**Written problem**
Find every line in the records below that holds the word "Note", and copy it out.

(Data entries)
- - -

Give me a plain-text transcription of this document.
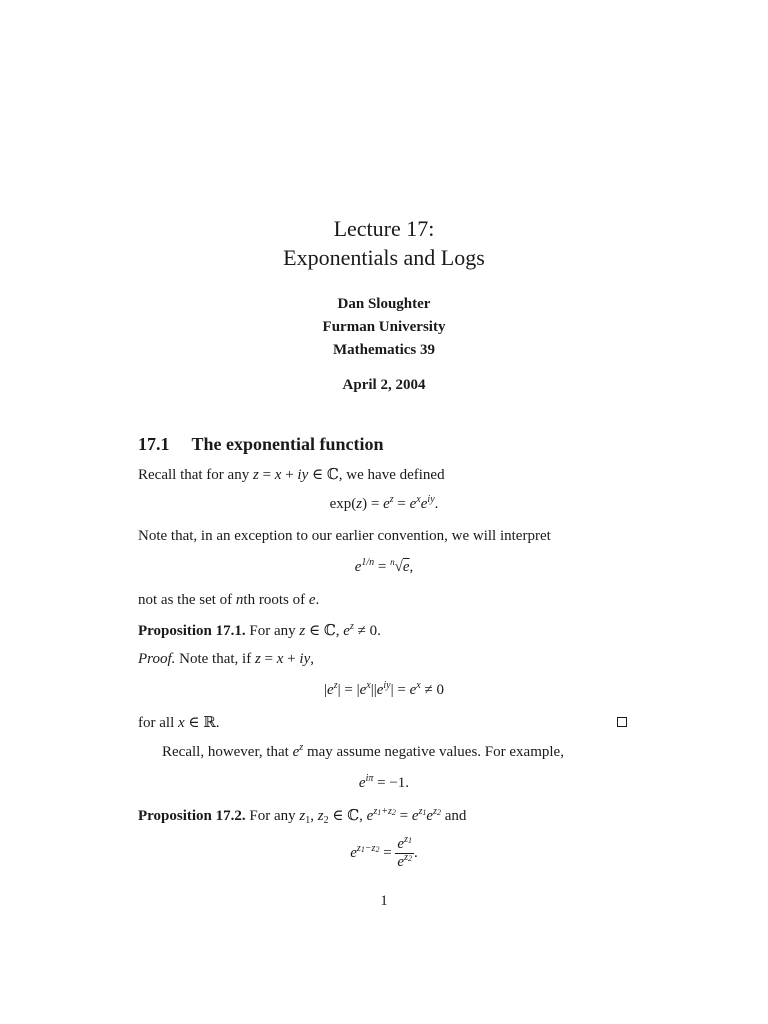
Lecture 17:
Exponentials and Logs
Dan Sloughter
Furman University
Mathematics 39
April 2, 2004
17.1 The exponential function
Recall that for any z = x + iy ∈ ℂ, we have defined
$\exp(z) = e^z = e^xe^{iy}$.
Note that, in an exception to our earlier convention, we will interpret
$e^{1/n} = ^n√e$,
not as the set of nth roots of e.
Proposition 17.1. For any z ∈ ℂ, $e^z \ne 0$.
Proof. Note that, if z = x + iy,
$|e^z| = |e^x||e^{iy}| = e^x \ne 0$
for all x ∈ ℝ.
Recall, however, that $e^z$ may assume negative values. For example,
$e^{i\pi} = -1$.
Proposition 17.2. For any $z_1$, $z_2$ ∈ ℂ, $e^{z_1+z_2} = e^{z_1}e^{z_2}$ and
$e^{z_1-z_2} = \frac{e^{z_1}}{e^{z_2}}$ .
1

- - -

**Output for this exercise**
Note that, in an exception to our earlier convention, we will interpret
Proof. Note that, if z = x + iy,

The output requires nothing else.